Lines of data
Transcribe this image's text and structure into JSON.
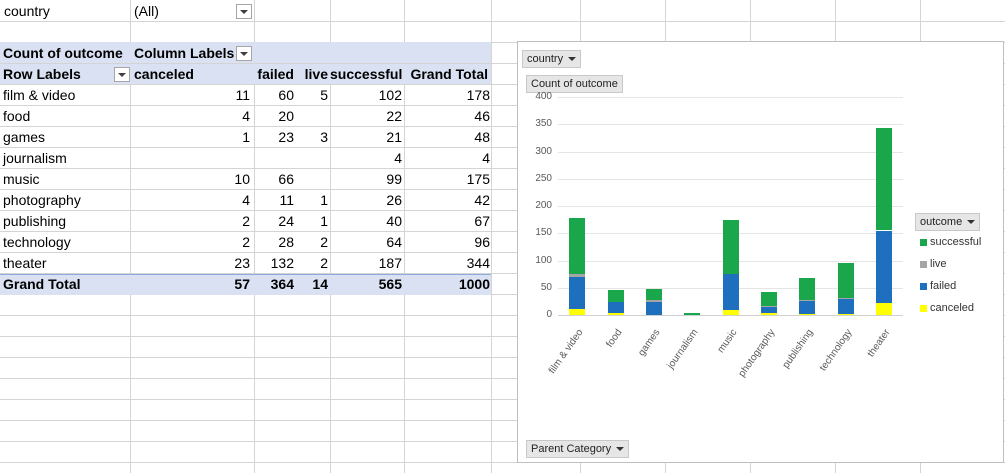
{
  "filter": {
    "label": "country",
    "value": "(All)"
  },
  "pivot": {
    "title": "Count of outcome",
    "column_labels": "Column Labels",
    "row_labels": "Row Labels",
    "columns": [
      "canceled",
      "failed",
      "live",
      "successful",
      "Grand Total"
    ],
    "rows": [
      {
        "label": "film & video",
        "values": [
          "11",
          "60",
          "5",
          "102",
          "178"
        ]
      },
      {
        "label": "food",
        "values": [
          "4",
          "20",
          "",
          "22",
          "46"
        ]
      },
      {
        "label": "games",
        "values": [
          "1",
          "23",
          "3",
          "21",
          "48"
        ]
      },
      {
        "label": "journalism",
        "values": [
          "",
          "",
          "",
          "4",
          "4"
        ]
      },
      {
        "label": "music",
        "values": [
          "10",
          "66",
          "",
          "99",
          "175"
        ]
      },
      {
        "label": "photography",
        "values": [
          "4",
          "11",
          "1",
          "26",
          "42"
        ]
      },
      {
        "label": "publishing",
        "values": [
          "2",
          "24",
          "1",
          "40",
          "67"
        ]
      },
      {
        "label": "technology",
        "values": [
          "2",
          "28",
          "2",
          "64",
          "96"
        ]
      },
      {
        "label": "theater",
        "values": [
          "23",
          "132",
          "2",
          "187",
          "344"
        ]
      }
    ],
    "grand_total": {
      "label": "Grand Total",
      "values": [
        "57",
        "364",
        "14",
        "565",
        "1000"
      ]
    }
  },
  "chart": {
    "filter_chip": "country",
    "value_chip": "Count of outcome",
    "axis_chip": "Parent Category",
    "legend_title": "outcome",
    "legend": [
      {
        "name": "successful",
        "color": "#1aa64a"
      },
      {
        "name": "live",
        "color": "#a5a5a5"
      },
      {
        "name": "failed",
        "color": "#1f6fbf"
      },
      {
        "name": "canceled",
        "color": "#ffff00"
      }
    ]
  },
  "chart_data": {
    "type": "bar",
    "stacked": true,
    "categories": [
      "film & video",
      "food",
      "games",
      "journalism",
      "music",
      "photography",
      "publishing",
      "technology",
      "theater"
    ],
    "series": [
      {
        "name": "canceled",
        "values": [
          11,
          4,
          1,
          0,
          10,
          4,
          2,
          2,
          23
        ],
        "color": "#ffff00"
      },
      {
        "name": "failed",
        "values": [
          60,
          20,
          23,
          0,
          66,
          11,
          24,
          28,
          132
        ],
        "color": "#1f6fbf"
      },
      {
        "name": "live",
        "values": [
          5,
          0,
          3,
          0,
          0,
          1,
          1,
          2,
          2
        ],
        "color": "#a5a5a5"
      },
      {
        "name": "successful",
        "values": [
          102,
          22,
          21,
          4,
          99,
          26,
          40,
          64,
          187
        ],
        "color": "#1aa64a"
      }
    ],
    "ylim": [
      0,
      400
    ],
    "yticks": [
      0,
      50,
      100,
      150,
      200,
      250,
      300,
      350,
      400
    ],
    "grid": true,
    "legend_position": "right"
  }
}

#### Given instruction
All of the entries need to be transcribed word for word; pictures are left out.

#### Solved problem
Transcribe this image's text and structure into JSON.
{
  "filter": {
    "label": "country",
    "value": "(All)"
  },
  "pivot": {
    "title": "Count of outcome",
    "column_labels": "Column Labels",
    "row_labels": "Row Labels",
    "columns": [
      "canceled",
      "failed",
      "live",
      "successful",
      "Grand Total"
    ],
    "rows": [
      {
        "label": "film & video",
        "values": [
          "11",
          "60",
          "5",
          "102",
          "178"
        ]
      },
      {
        "label": "food",
        "values": [
          "4",
          "20",
          "",
          "22",
          "46"
        ]
      },
      {
        "label": "games",
        "values": [
          "1",
          "23",
          "3",
          "21",
          "48"
        ]
      },
      {
        "label": "journalism",
        "values": [
          "",
          "",
          "",
          "4",
          "4"
        ]
      },
      {
        "label": "music",
        "values": [
          "10",
          "66",
          "",
          "99",
          "175"
        ]
      },
      {
        "label": "photography",
        "values": [
          "4",
          "11",
          "1",
          "26",
          "42"
        ]
      },
      {
        "label": "publishing",
        "values": [
          "2",
          "24",
          "1",
          "40",
          "67"
        ]
      },
      {
        "label": "technology",
        "values": [
          "2",
          "28",
          "2",
          "64",
          "96"
        ]
      },
      {
        "label": "theater",
        "values": [
          "23",
          "132",
          "2",
          "187",
          "344"
        ]
      }
    ],
    "grand_total": {
      "label": "Grand Total",
      "values": [
        "57",
        "364",
        "14",
        "565",
        "1000"
      ]
    }
  },
  "chart": {
    "filter_chip": "country",
    "value_chip": "Count of outcome",
    "axis_chip": "Parent Category",
    "legend_title": "outcome",
    "legend": [
      {
        "name": "successful",
        "color": "#1aa64a"
      },
      {
        "name": "live",
        "color": "#a5a5a5"
      },
      {
        "name": "failed",
        "color": "#1f6fbf"
      },
      {
        "name": "canceled",
        "color": "#ffff00"
      }
    ]
  },
  "chart_data": {
    "type": "bar",
    "stacked": true,
    "categories": [
      "film & video",
      "food",
      "games",
      "journalism",
      "music",
      "photography",
      "publishing",
      "technology",
      "theater"
    ],
    "series": [
      {
        "name": "canceled",
        "values": [
          11,
          4,
          1,
          0,
          10,
          4,
          2,
          2,
          23
        ],
        "color": "#ffff00"
      },
      {
        "name": "failed",
        "values": [
          60,
          20,
          23,
          0,
          66,
          11,
          24,
          28,
          132
        ],
        "color": "#1f6fbf"
      },
      {
        "name": "live",
        "values": [
          5,
          0,
          3,
          0,
          0,
          1,
          1,
          2,
          2
        ],
        "color": "#a5a5a5"
      },
      {
        "name": "successful",
        "values": [
          102,
          22,
          21,
          4,
          99,
          26,
          40,
          64,
          187
        ],
        "color": "#1aa64a"
      }
    ],
    "ylim": [
      0,
      400
    ],
    "yticks": [
      0,
      50,
      100,
      150,
      200,
      250,
      300,
      350,
      400
    ],
    "grid": true,
    "legend_position": "right"
  }
}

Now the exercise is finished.